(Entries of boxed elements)
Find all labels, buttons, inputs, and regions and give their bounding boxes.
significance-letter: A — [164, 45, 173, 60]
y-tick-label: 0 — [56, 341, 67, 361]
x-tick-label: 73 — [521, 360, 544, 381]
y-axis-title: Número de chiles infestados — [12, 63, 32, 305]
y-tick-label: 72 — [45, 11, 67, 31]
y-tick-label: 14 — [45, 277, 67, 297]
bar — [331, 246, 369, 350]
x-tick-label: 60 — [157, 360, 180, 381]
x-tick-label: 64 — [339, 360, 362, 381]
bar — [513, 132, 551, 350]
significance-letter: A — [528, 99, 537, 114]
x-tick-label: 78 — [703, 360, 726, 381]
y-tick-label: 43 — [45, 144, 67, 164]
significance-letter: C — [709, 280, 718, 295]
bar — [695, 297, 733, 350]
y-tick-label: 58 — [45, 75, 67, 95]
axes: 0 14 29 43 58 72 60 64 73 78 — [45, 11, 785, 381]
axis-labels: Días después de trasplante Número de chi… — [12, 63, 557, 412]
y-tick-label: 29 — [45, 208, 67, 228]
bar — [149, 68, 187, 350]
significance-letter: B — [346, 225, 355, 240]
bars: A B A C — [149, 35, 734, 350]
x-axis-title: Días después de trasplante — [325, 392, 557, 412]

### Stated exercise
Can you rewrite all of the material above, putting "group-letter" wherever "significance-letter" appears and leaving everything else unchanged?

### Solved problem
Find all labels, buttons, inputs, and regions and give their bounding boxes.
group-letter: A — [164, 45, 173, 60]
y-tick-label: 0 — [56, 341, 67, 361]
x-tick-label: 73 — [521, 360, 544, 381]
y-axis-title: Número de chiles infestados — [12, 63, 32, 305]
y-tick-label: 72 — [45, 11, 67, 31]
y-tick-label: 14 — [45, 277, 67, 297]
bar — [331, 246, 369, 350]
x-tick-label: 60 — [157, 360, 180, 381]
x-tick-label: 64 — [339, 360, 362, 381]
bar — [513, 132, 551, 350]
group-letter: A — [528, 99, 537, 114]
x-tick-label: 78 — [703, 360, 726, 381]
y-tick-label: 43 — [45, 144, 67, 164]
group-letter: C — [709, 280, 718, 295]
bar — [695, 297, 733, 350]
y-tick-label: 58 — [45, 75, 67, 95]
axes: 0 14 29 43 58 72 60 64 73 78 — [45, 11, 785, 381]
axis-labels: Días después de trasplante Número de chi… — [12, 63, 557, 412]
y-tick-label: 29 — [45, 208, 67, 228]
bar — [149, 68, 187, 350]
group-letter: B — [346, 225, 355, 240]
bars: A B A C — [149, 35, 734, 350]
x-axis-title: Días después de trasplante — [325, 392, 557, 412]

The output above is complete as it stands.